From the listing below, extract each line containing the string "улюблений".
_ _ _ _ _ _ _
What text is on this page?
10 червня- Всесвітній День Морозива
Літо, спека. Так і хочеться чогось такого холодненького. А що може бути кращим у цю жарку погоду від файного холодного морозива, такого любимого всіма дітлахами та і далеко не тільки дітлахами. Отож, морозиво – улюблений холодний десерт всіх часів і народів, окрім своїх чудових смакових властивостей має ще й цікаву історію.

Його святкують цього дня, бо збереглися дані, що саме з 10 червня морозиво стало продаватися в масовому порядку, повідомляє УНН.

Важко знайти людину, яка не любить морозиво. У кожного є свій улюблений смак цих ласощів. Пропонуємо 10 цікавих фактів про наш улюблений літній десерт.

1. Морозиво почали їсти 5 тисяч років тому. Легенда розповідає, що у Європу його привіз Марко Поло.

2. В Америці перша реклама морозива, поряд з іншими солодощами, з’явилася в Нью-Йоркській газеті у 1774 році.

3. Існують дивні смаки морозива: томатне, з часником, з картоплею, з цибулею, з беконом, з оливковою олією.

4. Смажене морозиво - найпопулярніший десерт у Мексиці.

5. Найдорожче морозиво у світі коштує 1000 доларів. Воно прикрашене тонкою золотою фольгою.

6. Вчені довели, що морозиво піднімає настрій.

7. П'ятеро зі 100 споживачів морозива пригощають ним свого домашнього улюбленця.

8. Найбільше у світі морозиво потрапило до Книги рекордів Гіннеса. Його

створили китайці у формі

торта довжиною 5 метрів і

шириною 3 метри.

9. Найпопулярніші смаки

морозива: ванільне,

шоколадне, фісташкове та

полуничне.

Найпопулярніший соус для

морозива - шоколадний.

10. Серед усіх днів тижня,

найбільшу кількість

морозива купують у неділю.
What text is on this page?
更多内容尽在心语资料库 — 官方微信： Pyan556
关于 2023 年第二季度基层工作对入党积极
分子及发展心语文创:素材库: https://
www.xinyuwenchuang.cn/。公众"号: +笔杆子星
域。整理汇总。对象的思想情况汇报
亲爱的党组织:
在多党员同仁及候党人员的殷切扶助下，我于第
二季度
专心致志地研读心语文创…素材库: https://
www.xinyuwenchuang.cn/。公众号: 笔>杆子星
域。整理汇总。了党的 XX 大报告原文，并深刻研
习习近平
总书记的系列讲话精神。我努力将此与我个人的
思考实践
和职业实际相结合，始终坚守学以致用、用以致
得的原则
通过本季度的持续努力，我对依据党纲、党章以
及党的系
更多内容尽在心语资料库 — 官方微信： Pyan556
_ _ _ _ _ _ _
• [EXERCISE RESULT]
Літо, спека. Так і хочеться чогось такого холодненького. А що може бути кращим у цю жарку погоду від файного холодного морозива, такого любимого всіма дітлахами та і далеко не тільки дітлахами. Отож, морозиво – улюблений холодний десерт всіх часів і народів, окрім своїх чудових смакових властивостей має ще й цікаву історію.
Важко знайти людину, яка не любить морозиво. У кожного є свій улюблений смак цих ласощів. Пропонуємо 10 цікавих фактів про наш улюблений літній десерт.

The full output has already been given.